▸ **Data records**
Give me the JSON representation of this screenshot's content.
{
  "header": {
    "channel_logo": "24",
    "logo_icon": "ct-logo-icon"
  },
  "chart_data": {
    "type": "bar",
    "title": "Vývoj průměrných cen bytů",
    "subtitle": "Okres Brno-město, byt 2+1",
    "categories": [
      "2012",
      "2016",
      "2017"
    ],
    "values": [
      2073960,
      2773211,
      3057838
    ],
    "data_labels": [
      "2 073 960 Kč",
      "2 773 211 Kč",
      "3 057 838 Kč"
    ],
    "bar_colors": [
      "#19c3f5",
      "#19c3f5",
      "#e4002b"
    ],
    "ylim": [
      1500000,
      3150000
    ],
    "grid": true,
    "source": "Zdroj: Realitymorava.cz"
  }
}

▸ **Written problem**
Send back every record, precisely as written.

▸ **Complete answer**
Give me the JSON representation of this screenshot's content.
{
  "header": {
    "channel_logo": "24",
    "logo_icon": "ct-logo-icon"
  },
  "chart_data": {
    "type": "bar",
    "title": "Vývoj průměrných cen bytů",
    "subtitle": "Okres Brno-město, byt 2+1",
    "categories": [
      "2012",
      "2016",
      "2017"
    ],
    "values": [
      2073960,
      2773211,
      3057838
    ],
    "data_labels": [
      "2 073 960 Kč",
      "2 773 211 Kč",
      "3 057 838 Kč"
    ],
    "bar_colors": [
      "#19c3f5",
      "#19c3f5",
      "#e4002b"
    ],
    "ylim": [
      1500000,
      3150000
    ],
    "grid": true,
    "source": "Zdroj: Realitymorava.cz"
  }
}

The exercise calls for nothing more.